WHAT IS EXPECTED: Look through the records that follow. Copy every line containing the word "Ethereum".

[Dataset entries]
++++++++++++++++++++
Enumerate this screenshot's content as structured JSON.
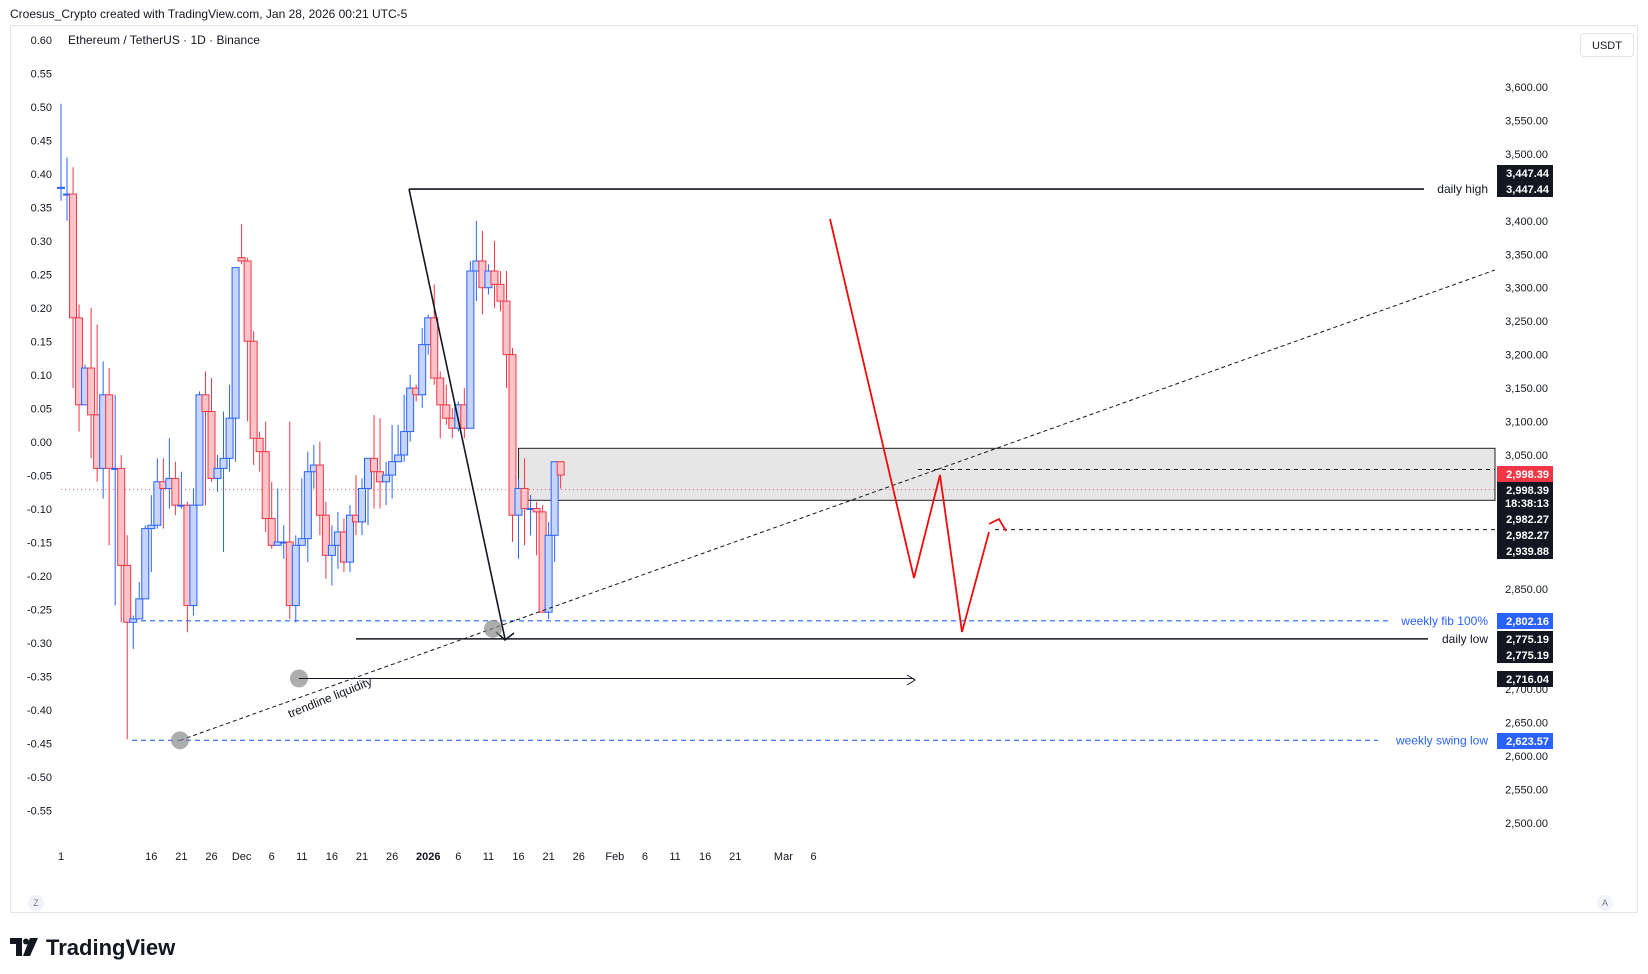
{
  "header": {
    "created_line": "Croesus_Crypto created with TradingView.com, Jan 28, 2026 00:21 UTC-5",
    "symbol_line": "Ethereum / TetherUS · 1D · Binance",
    "currency": "USDT",
    "brand": "TradingView",
    "scale_left_btn": "Z",
    "scale_auto_btn": "A"
  },
  "colors": {
    "up": "#2962ff",
    "down": "#f23645",
    "up_fill": "#c5d5ff",
    "down_fill": "#fcc3c8",
    "annotation_red": "#f20b0b",
    "fib_blue": "#2962ff"
  },
  "chart_data": {
    "type": "candlestick",
    "title": "Ethereum / TetherUS · 1D · Binance",
    "ylim": [
      2460,
      3680
    ],
    "y_ticks": [
      2500,
      2550,
      2600,
      2650,
      2700,
      2750,
      2800,
      2850,
      2900,
      2950,
      3000,
      3050,
      3100,
      3150,
      3200,
      3250,
      3300,
      3350,
      3400,
      3450,
      3500,
      3550,
      3600
    ],
    "y_tick_labels": [
      "2,500.00",
      "2,550.00",
      "2,600.00",
      "2,650.00",
      "2,700.00",
      "",
      "",
      "2,850.00",
      "",
      "",
      "",
      "3,050.00",
      "3,100.00",
      "3,150.00",
      "3,200.00",
      "3,250.00",
      "3,300.00",
      "3,350.00",
      "3,400.00",
      "",
      "3,500.00",
      "3,550.00",
      "3,600.00"
    ],
    "left_ticks": [
      "0.60",
      "0.55",
      "0.50",
      "0.45",
      "0.40",
      "0.35",
      "0.30",
      "0.25",
      "0.20",
      "0.15",
      "0.10",
      "0.05",
      "0.00",
      "-0.05",
      "-0.10",
      "-0.15",
      "-0.20",
      "-0.25",
      "-0.30",
      "-0.35",
      "-0.40",
      "-0.45",
      "-0.50",
      "-0.55"
    ],
    "x_labels": [
      {
        "label": "1",
        "day": 0
      },
      {
        "label": "16",
        "day": 15
      },
      {
        "label": "21",
        "day": 20
      },
      {
        "label": "26",
        "day": 25
      },
      {
        "label": "Dec",
        "day": 30
      },
      {
        "label": "6",
        "day": 35
      },
      {
        "label": "11",
        "day": 40
      },
      {
        "label": "16",
        "day": 45
      },
      {
        "label": "21",
        "day": 50
      },
      {
        "label": "26",
        "day": 55
      },
      {
        "label": "2026",
        "day": 61
      },
      {
        "label": "6",
        "day": 66
      },
      {
        "label": "11",
        "day": 71
      },
      {
        "label": "16",
        "day": 76
      },
      {
        "label": "21",
        "day": 81
      },
      {
        "label": "26",
        "day": 86
      },
      {
        "label": "Feb",
        "day": 92
      },
      {
        "label": "6",
        "day": 97
      },
      {
        "label": "11",
        "day": 102
      },
      {
        "label": "16",
        "day": 107
      },
      {
        "label": "21",
        "day": 112
      },
      {
        "label": "Mar",
        "day": 120
      },
      {
        "label": "6",
        "day": 125
      }
    ],
    "candles": [
      {
        "day": 0,
        "o": 3450,
        "h": 3575,
        "l": 3430,
        "c": 3450
      },
      {
        "day": 1,
        "o": 3440,
        "h": 3495,
        "l": 3400,
        "c": 3440
      },
      {
        "day": 2,
        "o": 3440,
        "h": 3480,
        "l": 3150,
        "c": 3255
      },
      {
        "day": 3,
        "o": 3255,
        "h": 3275,
        "l": 3085,
        "c": 3125
      },
      {
        "day": 4,
        "o": 3125,
        "h": 3185,
        "l": 3125,
        "c": 3180
      },
      {
        "day": 5,
        "o": 3180,
        "h": 3270,
        "l": 3045,
        "c": 3110
      },
      {
        "day": 6,
        "o": 3110,
        "h": 3245,
        "l": 3010,
        "c": 3030
      },
      {
        "day": 7,
        "o": 3030,
        "h": 3190,
        "l": 2985,
        "c": 3140
      },
      {
        "day": 8,
        "o": 3140,
        "h": 3180,
        "l": 2915,
        "c": 3030
      },
      {
        "day": 9,
        "o": 3030,
        "h": 3140,
        "l": 2825,
        "c": 3030
      },
      {
        "day": 10,
        "o": 3030,
        "h": 3050,
        "l": 2800,
        "c": 2885
      },
      {
        "day": 11,
        "o": 2885,
        "h": 2930,
        "l": 2625,
        "c": 2800
      },
      {
        "day": 12,
        "o": 2800,
        "h": 2810,
        "l": 2760,
        "c": 2805
      },
      {
        "day": 13,
        "o": 2805,
        "h": 2860,
        "l": 2805,
        "c": 2835
      },
      {
        "day": 14,
        "o": 2835,
        "h": 2945,
        "l": 2835,
        "c": 2940
      },
      {
        "day": 15,
        "o": 2940,
        "h": 2990,
        "l": 2875,
        "c": 2945
      },
      {
        "day": 16,
        "o": 2945,
        "h": 3045,
        "l": 2940,
        "c": 3010
      },
      {
        "day": 17,
        "o": 3010,
        "h": 3045,
        "l": 2940,
        "c": 3000
      },
      {
        "day": 18,
        "o": 3000,
        "h": 3075,
        "l": 2970,
        "c": 3015
      },
      {
        "day": 19,
        "o": 3015,
        "h": 3040,
        "l": 2960,
        "c": 2975
      },
      {
        "day": 20,
        "o": 2975,
        "h": 3025,
        "l": 2970,
        "c": 2975
      },
      {
        "day": 21,
        "o": 2975,
        "h": 2980,
        "l": 2785,
        "c": 2825
      },
      {
        "day": 22,
        "o": 2825,
        "h": 3000,
        "l": 2810,
        "c": 2975
      },
      {
        "day": 23,
        "o": 2975,
        "h": 3145,
        "l": 2975,
        "c": 3140
      },
      {
        "day": 24,
        "o": 3140,
        "h": 3175,
        "l": 2975,
        "c": 3115
      },
      {
        "day": 25,
        "o": 3115,
        "h": 3165,
        "l": 3010,
        "c": 3015
      },
      {
        "day": 26,
        "o": 3015,
        "h": 3050,
        "l": 2995,
        "c": 3030
      },
      {
        "day": 27,
        "o": 3030,
        "h": 3115,
        "l": 2905,
        "c": 3045
      },
      {
        "day": 28,
        "o": 3045,
        "h": 3155,
        "l": 3025,
        "c": 3105
      },
      {
        "day": 29,
        "o": 3105,
        "h": 3320,
        "l": 3040,
        "c": 3330
      },
      {
        "day": 30,
        "o": 3345,
        "h": 3395,
        "l": 3335,
        "c": 3340
      },
      {
        "day": 31,
        "o": 3340,
        "h": 3345,
        "l": 3100,
        "c": 3220
      },
      {
        "day": 32,
        "o": 3220,
        "h": 3235,
        "l": 3035,
        "c": 3075
      },
      {
        "day": 33,
        "o": 3075,
        "h": 3085,
        "l": 3025,
        "c": 3055
      },
      {
        "day": 34,
        "o": 3055,
        "h": 3100,
        "l": 2935,
        "c": 2955
      },
      {
        "day": 35,
        "o": 2955,
        "h": 3010,
        "l": 2910,
        "c": 2915
      },
      {
        "day": 36,
        "o": 2915,
        "h": 3000,
        "l": 2915,
        "c": 2920
      },
      {
        "day": 37,
        "o": 2920,
        "h": 2945,
        "l": 2895,
        "c": 2920
      },
      {
        "day": 38,
        "o": 2920,
        "h": 3100,
        "l": 2805,
        "c": 2825
      },
      {
        "day": 39,
        "o": 2825,
        "h": 2930,
        "l": 2800,
        "c": 2915
      },
      {
        "day": 40,
        "o": 2915,
        "h": 3015,
        "l": 2915,
        "c": 2925
      },
      {
        "day": 41,
        "o": 2925,
        "h": 3055,
        "l": 2890,
        "c": 3025
      },
      {
        "day": 42,
        "o": 3025,
        "h": 3065,
        "l": 3000,
        "c": 3035
      },
      {
        "day": 43,
        "o": 3035,
        "h": 3070,
        "l": 2930,
        "c": 2960
      },
      {
        "day": 44,
        "o": 2960,
        "h": 2980,
        "l": 2865,
        "c": 2900
      },
      {
        "day": 45,
        "o": 2900,
        "h": 2945,
        "l": 2855,
        "c": 2915
      },
      {
        "day": 46,
        "o": 2915,
        "h": 2965,
        "l": 2880,
        "c": 2935
      },
      {
        "day": 47,
        "o": 2935,
        "h": 2955,
        "l": 2875,
        "c": 2890
      },
      {
        "day": 48,
        "o": 2890,
        "h": 2975,
        "l": 2875,
        "c": 2960
      },
      {
        "day": 49,
        "o": 2960,
        "h": 3020,
        "l": 2930,
        "c": 2950
      },
      {
        "day": 50,
        "o": 2950,
        "h": 3015,
        "l": 2930,
        "c": 3000
      },
      {
        "day": 51,
        "o": 3000,
        "h": 3035,
        "l": 2945,
        "c": 3045
      },
      {
        "day": 52,
        "o": 3045,
        "h": 3110,
        "l": 2970,
        "c": 3025
      },
      {
        "day": 53,
        "o": 3025,
        "h": 3105,
        "l": 2970,
        "c": 3010
      },
      {
        "day": 54,
        "o": 3010,
        "h": 3040,
        "l": 2975,
        "c": 3020
      },
      {
        "day": 55,
        "o": 3020,
        "h": 3095,
        "l": 2985,
        "c": 3040
      },
      {
        "day": 56,
        "o": 3040,
        "h": 3095,
        "l": 3040,
        "c": 3050
      },
      {
        "day": 57,
        "o": 3050,
        "h": 3140,
        "l": 3040,
        "c": 3085
      },
      {
        "day": 58,
        "o": 3085,
        "h": 3170,
        "l": 3070,
        "c": 3150
      },
      {
        "day": 59,
        "o": 3150,
        "h": 3155,
        "l": 3130,
        "c": 3140
      },
      {
        "day": 60,
        "o": 3140,
        "h": 3240,
        "l": 3120,
        "c": 3215
      },
      {
        "day": 61,
        "o": 3215,
        "h": 3260,
        "l": 3200,
        "c": 3255
      },
      {
        "day": 62,
        "o": 3255,
        "h": 3305,
        "l": 3155,
        "c": 3165
      },
      {
        "day": 63,
        "o": 3165,
        "h": 3175,
        "l": 3075,
        "c": 3125
      },
      {
        "day": 64,
        "o": 3125,
        "h": 3155,
        "l": 3095,
        "c": 3105
      },
      {
        "day": 65,
        "o": 3105,
        "h": 3120,
        "l": 3075,
        "c": 3090
      },
      {
        "day": 66,
        "o": 3090,
        "h": 3130,
        "l": 3085,
        "c": 3125
      },
      {
        "day": 67,
        "o": 3125,
        "h": 3150,
        "l": 3075,
        "c": 3090
      },
      {
        "day": 68,
        "o": 3090,
        "h": 3340,
        "l": 3090,
        "c": 3325
      },
      {
        "day": 69,
        "o": 3325,
        "h": 3400,
        "l": 3280,
        "c": 3340
      },
      {
        "day": 70,
        "o": 3340,
        "h": 3385,
        "l": 3260,
        "c": 3300
      },
      {
        "day": 71,
        "o": 3300,
        "h": 3335,
        "l": 3290,
        "c": 3325
      },
      {
        "day": 72,
        "o": 3325,
        "h": 3370,
        "l": 3270,
        "c": 3305
      },
      {
        "day": 73,
        "o": 3305,
        "h": 3325,
        "l": 3265,
        "c": 3280
      },
      {
        "day": 74,
        "o": 3280,
        "h": 3325,
        "l": 3150,
        "c": 3200
      },
      {
        "day": 75,
        "o": 3200,
        "h": 3210,
        "l": 2920,
        "c": 2960
      },
      {
        "day": 76,
        "o": 2960,
        "h": 3015,
        "l": 2895,
        "c": 3000
      },
      {
        "day": 77,
        "o": 3000,
        "h": 3045,
        "l": 2915,
        "c": 2970
      },
      {
        "day": 78,
        "o": 2970,
        "h": 2990,
        "l": 2930,
        "c": 2970
      },
      {
        "day": 79,
        "o": 2970,
        "h": 2980,
        "l": 2900,
        "c": 2965
      },
      {
        "day": 80,
        "o": 2965,
        "h": 2975,
        "l": 2815,
        "c": 2815
      },
      {
        "day": 81,
        "o": 2815,
        "h": 2950,
        "l": 2805,
        "c": 2930
      },
      {
        "day": 82,
        "o": 2930,
        "h": 3040,
        "l": 2890,
        "c": 3040
      },
      {
        "day": 83,
        "o": 3040,
        "h": 3040,
        "l": 3000,
        "c": 3020
      }
    ],
    "annotations": {
      "daily_high": {
        "label": "daily high",
        "value": 3447.44,
        "price_text": "3,447.44"
      },
      "daily_low": {
        "label": "daily low",
        "value": 2775.19,
        "price_text": "2,775.19"
      },
      "weekly_fib": {
        "label": "weekly fib 100%",
        "value": 2802.16,
        "price_text": "2,802.16"
      },
      "weekly_swing_low": {
        "label": "weekly swing low",
        "value": 2623.57,
        "price_text": "2,623.57"
      },
      "trendline_label": "trendline liquidity",
      "level_2716": {
        "value": 2716.04,
        "price_text": "2,716.04"
      },
      "level_2982": {
        "value": 2982.27,
        "price_text": "2,982.27"
      },
      "level_2939": {
        "value": 2939.88,
        "price_text": "2,939.88"
      },
      "current_price": {
        "value": 2998.39,
        "price_text": "2,998.39",
        "countdown": "18:38:13"
      },
      "box": {
        "top": 3060,
        "bottom": 2982.27,
        "day_start": 76,
        "day_end": 107
      }
    }
  }
}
++++++++++++++++++++
SOLUTION TO THE PROBLEM:
    "symbol_line": "Ethereum / TetherUS · 1D · Binance",
    "title": "Ethereum / TetherUS · 1D · Binance",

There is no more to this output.